GIVEN INSTRUCTION — Put the records into a numbered list, leaving out blank lines, and include only the stretch from the start of the records through the line containing "spectrum-panel: Si 16165".

---------------

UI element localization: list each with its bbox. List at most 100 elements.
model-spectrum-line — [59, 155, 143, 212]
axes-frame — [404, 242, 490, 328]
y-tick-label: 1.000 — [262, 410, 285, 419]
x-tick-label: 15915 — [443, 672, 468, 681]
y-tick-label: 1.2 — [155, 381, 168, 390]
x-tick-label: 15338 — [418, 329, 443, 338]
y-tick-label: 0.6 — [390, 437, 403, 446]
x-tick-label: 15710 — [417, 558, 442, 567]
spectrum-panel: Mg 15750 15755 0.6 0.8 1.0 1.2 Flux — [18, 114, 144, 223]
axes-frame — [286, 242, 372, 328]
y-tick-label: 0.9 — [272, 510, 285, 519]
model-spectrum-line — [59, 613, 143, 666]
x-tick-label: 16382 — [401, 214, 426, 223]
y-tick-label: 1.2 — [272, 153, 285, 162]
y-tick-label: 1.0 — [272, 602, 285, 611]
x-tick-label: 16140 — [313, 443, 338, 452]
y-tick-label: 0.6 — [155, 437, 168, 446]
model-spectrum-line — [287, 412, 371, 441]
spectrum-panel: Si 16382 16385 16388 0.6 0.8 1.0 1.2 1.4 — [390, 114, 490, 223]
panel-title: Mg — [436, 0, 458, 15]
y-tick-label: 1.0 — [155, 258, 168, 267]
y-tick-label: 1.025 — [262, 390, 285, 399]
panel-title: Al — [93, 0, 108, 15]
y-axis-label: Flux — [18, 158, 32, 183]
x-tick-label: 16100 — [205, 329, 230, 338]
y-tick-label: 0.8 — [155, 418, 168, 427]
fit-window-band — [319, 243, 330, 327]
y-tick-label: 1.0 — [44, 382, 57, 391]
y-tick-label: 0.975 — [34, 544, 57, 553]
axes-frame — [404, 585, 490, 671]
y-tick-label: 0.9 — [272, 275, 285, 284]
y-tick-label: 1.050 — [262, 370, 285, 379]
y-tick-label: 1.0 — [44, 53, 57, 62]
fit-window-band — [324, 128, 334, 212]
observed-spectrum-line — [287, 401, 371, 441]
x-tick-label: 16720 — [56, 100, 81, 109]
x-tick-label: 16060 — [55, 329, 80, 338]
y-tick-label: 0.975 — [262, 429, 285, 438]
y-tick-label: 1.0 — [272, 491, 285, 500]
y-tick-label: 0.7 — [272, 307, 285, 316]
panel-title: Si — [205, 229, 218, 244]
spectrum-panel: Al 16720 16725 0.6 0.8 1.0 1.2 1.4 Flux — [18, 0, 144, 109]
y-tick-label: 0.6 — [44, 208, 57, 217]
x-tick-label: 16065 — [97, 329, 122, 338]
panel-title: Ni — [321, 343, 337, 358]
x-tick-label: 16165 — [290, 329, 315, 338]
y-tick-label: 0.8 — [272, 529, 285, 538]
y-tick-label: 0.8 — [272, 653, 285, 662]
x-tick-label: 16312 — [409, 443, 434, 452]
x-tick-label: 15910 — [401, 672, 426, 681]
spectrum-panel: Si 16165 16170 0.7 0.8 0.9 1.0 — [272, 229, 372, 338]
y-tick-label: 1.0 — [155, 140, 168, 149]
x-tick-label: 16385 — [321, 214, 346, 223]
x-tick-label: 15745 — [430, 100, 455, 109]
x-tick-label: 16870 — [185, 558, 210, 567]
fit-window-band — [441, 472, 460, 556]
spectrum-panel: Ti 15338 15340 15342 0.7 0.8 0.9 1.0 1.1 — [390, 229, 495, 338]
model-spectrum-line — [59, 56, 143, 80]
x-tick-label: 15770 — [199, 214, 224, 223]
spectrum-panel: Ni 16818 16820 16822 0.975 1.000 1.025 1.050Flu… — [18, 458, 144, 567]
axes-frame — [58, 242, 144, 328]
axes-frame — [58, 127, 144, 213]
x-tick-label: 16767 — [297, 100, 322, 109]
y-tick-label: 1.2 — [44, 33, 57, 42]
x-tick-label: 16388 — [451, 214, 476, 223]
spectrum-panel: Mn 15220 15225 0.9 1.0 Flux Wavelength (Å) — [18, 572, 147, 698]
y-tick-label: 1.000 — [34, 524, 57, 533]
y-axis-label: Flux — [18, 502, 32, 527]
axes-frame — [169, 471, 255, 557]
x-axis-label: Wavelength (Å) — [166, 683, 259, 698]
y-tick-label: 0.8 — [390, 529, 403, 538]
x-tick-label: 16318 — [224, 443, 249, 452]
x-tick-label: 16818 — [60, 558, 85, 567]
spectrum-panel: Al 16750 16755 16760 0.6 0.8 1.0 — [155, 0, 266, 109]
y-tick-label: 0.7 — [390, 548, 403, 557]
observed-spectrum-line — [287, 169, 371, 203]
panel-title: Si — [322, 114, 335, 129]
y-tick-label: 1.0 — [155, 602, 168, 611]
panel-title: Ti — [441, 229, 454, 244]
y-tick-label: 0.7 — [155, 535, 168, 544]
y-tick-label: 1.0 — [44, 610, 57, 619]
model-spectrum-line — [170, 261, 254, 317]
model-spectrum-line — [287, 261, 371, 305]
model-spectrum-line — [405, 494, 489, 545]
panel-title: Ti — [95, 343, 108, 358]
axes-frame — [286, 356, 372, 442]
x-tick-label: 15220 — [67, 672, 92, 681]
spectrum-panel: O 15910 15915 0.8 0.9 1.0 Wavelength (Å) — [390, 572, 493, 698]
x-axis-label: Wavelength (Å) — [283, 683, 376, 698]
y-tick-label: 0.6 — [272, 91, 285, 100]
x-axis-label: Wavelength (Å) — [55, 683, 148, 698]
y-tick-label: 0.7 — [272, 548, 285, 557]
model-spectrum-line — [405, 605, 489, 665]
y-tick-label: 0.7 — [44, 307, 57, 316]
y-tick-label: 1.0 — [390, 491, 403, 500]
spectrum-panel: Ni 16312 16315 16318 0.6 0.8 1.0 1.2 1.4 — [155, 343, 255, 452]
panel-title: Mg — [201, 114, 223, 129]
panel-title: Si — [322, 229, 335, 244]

---------------

OUTPUT FOR THIS EXERCISE —
1. UI element localization: list each with its bbox. List at most 100 elements.
2. model-spectrum-line — [59, 155, 143, 212]
3. axes-frame — [404, 242, 490, 328]
4. y-tick-label: 1.000 — [262, 410, 285, 419]
5. x-tick-label: 15915 — [443, 672, 468, 681]
6. y-tick-label: 1.2 — [155, 381, 168, 390]
7. x-tick-label: 15338 — [418, 329, 443, 338]
8. y-tick-label: 0.6 — [390, 437, 403, 446]
9. x-tick-label: 15710 — [417, 558, 442, 567]
10. spectrum-panel: Mg 15750 15755 0.6 0.8 1.0 1.2 Flux — [18, 114, 144, 223]
11. axes-frame — [286, 242, 372, 328]
12. y-tick-label: 0.9 — [272, 510, 285, 519]
13. model-spectrum-line — [59, 613, 143, 666]
14. x-tick-label: 16382 — [401, 214, 426, 223]
15. y-tick-label: 1.2 — [272, 153, 285, 162]
16. y-tick-label: 1.0 — [272, 602, 285, 611]
17. x-tick-label: 16140 — [313, 443, 338, 452]
18. y-tick-label: 0.6 — [155, 437, 168, 446]
19. model-spectrum-line — [287, 412, 371, 441]
20. spectrum-panel: Si 16382 16385 16388 0.6 0.8 1.0 1.2 1.4 — [390, 114, 490, 223]
21. panel-title: Mg — [436, 0, 458, 15]
22. y-tick-label: 1.0 — [155, 258, 168, 267]
23. y-tick-label: 1.025 — [262, 390, 285, 399]
24. panel-title: Al — [93, 0, 108, 15]
25. y-axis-label: Flux — [18, 158, 32, 183]
26. x-tick-label: 16100 — [205, 329, 230, 338]
27. y-tick-label: 0.8 — [155, 418, 168, 427]
28. fit-window-band — [319, 243, 330, 327]
29. y-tick-label: 1.0 — [44, 382, 57, 391]
30. y-tick-label: 0.975 — [34, 544, 57, 553]
31. axes-frame — [404, 585, 490, 671]
32. y-tick-label: 0.9 — [272, 275, 285, 284]
33. y-tick-label: 1.050 — [262, 370, 285, 379]
34. y-tick-label: 1.0 — [44, 53, 57, 62]
35. fit-window-band — [324, 128, 334, 212]
36. observed-spectrum-line — [287, 401, 371, 441]
37. x-tick-label: 16720 — [56, 100, 81, 109]
38. x-tick-label: 16060 — [55, 329, 80, 338]
39. y-tick-label: 0.975 — [262, 429, 285, 438]
40. y-tick-label: 1.0 — [272, 491, 285, 500]
41. y-tick-label: 0.7 — [272, 307, 285, 316]
42. panel-title: Si — [205, 229, 218, 244]
43. spectrum-panel: Al 16720 16725 0.6 0.8 1.0 1.2 1.4 Flux — [18, 0, 144, 109]
44. y-tick-label: 0.6 — [44, 208, 57, 217]
45. x-tick-label: 16065 — [97, 329, 122, 338]
46. panel-title: Ni — [321, 343, 337, 358]
47. x-tick-label: 16165 — [290, 329, 315, 338]
48. y-tick-label: 0.8 — [272, 529, 285, 538]
49. y-tick-label: 0.8 — [272, 653, 285, 662]
50. x-tick-label: 16312 — [409, 443, 434, 452]
51. x-tick-label: 15910 — [401, 672, 426, 681]
52. spectrum-panel: Si 16165 16170 0.7 0.8 0.9 1.0 — [272, 229, 372, 338]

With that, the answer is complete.